### THE TASK
Scan the records for the string "Format"; copy each line where it occurs.

### DATASET EXTRACT
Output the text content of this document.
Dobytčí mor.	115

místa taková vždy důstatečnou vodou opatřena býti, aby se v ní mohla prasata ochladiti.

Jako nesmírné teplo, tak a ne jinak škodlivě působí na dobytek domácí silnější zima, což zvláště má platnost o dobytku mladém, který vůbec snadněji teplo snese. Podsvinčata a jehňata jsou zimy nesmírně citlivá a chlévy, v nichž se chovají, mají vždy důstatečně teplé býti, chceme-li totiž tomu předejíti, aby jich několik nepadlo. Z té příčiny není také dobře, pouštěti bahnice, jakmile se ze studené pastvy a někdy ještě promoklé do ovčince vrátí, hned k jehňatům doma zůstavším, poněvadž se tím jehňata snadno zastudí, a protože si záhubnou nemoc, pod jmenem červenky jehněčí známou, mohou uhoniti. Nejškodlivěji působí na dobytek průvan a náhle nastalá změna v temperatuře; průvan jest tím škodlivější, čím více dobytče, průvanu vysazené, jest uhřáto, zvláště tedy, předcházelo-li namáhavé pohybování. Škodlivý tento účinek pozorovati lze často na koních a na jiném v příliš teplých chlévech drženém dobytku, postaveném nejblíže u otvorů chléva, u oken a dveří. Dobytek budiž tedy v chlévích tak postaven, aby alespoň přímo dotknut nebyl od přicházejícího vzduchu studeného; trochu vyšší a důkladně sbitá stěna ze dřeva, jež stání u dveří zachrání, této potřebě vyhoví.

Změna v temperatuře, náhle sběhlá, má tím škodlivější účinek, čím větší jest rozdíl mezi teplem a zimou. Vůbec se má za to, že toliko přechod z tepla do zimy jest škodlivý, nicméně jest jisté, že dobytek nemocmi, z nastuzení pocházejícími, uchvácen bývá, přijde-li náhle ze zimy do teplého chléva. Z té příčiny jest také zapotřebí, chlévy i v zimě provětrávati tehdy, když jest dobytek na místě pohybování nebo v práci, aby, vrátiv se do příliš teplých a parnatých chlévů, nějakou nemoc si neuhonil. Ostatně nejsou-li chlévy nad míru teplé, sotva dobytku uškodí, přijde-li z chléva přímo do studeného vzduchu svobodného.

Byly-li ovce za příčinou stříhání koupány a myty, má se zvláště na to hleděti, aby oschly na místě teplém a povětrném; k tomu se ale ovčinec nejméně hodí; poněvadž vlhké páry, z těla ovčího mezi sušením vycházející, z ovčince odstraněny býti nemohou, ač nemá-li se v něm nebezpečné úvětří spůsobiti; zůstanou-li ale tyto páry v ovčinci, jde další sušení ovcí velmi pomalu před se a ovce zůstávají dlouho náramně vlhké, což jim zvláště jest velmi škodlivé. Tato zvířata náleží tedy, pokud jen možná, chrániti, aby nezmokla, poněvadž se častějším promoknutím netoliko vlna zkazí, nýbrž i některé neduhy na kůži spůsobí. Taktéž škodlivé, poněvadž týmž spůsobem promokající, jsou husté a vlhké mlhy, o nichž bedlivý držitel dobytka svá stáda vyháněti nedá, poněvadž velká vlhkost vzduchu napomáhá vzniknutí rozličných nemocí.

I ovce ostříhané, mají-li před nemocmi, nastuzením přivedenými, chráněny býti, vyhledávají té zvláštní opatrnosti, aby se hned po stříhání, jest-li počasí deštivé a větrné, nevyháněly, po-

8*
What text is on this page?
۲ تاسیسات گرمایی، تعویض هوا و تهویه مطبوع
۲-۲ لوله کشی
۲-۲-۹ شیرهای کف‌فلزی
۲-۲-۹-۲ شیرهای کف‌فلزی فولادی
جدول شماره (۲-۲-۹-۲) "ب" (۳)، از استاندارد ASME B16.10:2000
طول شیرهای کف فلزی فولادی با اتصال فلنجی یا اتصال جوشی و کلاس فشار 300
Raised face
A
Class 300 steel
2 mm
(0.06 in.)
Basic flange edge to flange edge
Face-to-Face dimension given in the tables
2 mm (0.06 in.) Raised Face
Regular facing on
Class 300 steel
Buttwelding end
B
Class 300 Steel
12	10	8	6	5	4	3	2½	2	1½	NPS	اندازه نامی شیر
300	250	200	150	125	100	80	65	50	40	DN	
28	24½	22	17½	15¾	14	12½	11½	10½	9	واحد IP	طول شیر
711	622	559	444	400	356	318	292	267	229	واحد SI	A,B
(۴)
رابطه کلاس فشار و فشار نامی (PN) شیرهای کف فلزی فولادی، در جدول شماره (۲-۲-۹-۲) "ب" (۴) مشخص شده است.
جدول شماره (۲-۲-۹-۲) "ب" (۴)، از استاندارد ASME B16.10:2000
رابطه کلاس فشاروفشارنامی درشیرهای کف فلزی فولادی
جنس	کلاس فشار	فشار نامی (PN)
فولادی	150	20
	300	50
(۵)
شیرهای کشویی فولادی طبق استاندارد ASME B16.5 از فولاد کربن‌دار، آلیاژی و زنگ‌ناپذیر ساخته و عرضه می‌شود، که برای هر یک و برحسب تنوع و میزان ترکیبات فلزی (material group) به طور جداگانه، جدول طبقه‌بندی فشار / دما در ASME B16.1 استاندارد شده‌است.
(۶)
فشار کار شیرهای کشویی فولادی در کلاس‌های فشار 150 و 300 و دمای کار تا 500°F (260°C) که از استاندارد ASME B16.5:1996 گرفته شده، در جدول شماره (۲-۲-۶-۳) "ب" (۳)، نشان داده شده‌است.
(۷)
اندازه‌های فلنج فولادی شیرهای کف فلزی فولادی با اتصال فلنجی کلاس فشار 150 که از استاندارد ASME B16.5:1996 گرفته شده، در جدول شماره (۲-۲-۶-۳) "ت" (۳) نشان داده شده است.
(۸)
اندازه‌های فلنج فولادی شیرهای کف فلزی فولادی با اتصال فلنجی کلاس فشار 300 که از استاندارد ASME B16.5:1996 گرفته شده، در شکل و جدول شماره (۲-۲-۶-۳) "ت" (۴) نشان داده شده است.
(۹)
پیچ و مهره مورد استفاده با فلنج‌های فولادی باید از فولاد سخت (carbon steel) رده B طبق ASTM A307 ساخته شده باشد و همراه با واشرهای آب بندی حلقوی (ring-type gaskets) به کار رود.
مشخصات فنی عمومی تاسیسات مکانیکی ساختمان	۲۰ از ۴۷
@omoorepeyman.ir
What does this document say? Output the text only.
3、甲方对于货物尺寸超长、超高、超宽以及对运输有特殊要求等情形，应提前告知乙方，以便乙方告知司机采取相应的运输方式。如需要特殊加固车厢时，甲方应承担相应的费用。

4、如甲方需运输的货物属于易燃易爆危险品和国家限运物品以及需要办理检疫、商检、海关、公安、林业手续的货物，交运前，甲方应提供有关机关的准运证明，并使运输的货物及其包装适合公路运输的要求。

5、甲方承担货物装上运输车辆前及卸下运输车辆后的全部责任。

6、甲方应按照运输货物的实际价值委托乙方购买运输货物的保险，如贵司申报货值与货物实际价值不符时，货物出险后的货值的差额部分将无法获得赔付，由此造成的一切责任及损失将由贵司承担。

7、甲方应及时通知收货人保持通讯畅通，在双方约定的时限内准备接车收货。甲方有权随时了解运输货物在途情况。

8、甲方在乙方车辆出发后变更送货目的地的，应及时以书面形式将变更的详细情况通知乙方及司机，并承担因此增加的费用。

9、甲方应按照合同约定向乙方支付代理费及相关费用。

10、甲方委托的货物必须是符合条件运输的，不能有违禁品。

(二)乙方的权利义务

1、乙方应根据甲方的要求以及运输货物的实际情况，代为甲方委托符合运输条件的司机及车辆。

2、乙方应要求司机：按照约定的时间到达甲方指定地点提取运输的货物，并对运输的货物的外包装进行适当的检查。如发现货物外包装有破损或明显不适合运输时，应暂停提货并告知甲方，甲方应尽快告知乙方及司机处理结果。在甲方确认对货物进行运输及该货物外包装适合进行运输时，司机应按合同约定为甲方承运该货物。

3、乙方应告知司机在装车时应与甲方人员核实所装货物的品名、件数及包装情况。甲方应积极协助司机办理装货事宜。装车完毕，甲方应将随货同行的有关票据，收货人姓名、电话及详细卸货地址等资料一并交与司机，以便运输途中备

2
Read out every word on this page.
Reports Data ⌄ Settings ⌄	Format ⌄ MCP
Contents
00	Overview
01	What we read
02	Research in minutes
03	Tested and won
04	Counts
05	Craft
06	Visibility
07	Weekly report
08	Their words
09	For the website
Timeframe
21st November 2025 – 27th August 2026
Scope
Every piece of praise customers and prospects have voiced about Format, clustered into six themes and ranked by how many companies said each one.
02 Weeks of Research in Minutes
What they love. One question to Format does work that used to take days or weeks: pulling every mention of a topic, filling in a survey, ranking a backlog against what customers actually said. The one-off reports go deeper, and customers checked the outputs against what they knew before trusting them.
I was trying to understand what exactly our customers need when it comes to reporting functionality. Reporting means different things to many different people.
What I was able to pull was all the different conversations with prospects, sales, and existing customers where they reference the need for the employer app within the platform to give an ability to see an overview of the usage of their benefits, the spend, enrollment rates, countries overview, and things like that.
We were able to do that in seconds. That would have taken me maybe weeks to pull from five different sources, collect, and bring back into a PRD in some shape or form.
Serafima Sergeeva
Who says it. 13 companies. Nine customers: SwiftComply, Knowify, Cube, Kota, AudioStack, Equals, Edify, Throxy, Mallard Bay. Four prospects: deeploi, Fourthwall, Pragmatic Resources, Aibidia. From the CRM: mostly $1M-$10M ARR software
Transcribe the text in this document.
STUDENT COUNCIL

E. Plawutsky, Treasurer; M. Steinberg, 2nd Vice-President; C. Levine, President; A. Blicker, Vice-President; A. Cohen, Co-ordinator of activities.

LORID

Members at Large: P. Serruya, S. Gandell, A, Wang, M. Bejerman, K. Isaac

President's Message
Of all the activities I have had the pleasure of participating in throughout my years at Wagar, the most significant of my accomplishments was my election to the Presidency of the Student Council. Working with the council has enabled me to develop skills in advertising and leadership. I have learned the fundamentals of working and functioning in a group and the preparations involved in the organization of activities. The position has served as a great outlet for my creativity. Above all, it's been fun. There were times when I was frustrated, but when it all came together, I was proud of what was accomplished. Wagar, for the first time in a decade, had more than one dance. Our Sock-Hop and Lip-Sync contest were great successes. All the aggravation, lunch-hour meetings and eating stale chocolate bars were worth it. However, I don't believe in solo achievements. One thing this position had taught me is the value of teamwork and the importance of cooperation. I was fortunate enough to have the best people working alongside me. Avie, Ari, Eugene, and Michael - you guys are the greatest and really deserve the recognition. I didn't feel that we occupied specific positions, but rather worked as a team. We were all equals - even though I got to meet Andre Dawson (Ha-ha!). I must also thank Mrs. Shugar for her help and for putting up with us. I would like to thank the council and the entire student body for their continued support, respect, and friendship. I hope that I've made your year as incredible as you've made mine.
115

### ANSWER TO THE TASK
Reports Data ⌄ Settings ⌄	Format ⌄ MCP
Every piece of praise customers and prospects have voiced about Format, clustered into six themes and ranked by how many companies said each one.
What they love. One question to Format does work that used to take days or weeks: pulling every mention of a topic, filling in a survey, ranking a backlog against what customers actually said. The one-off reports go deeper, and customers checked the outputs against what they knew before trusting them.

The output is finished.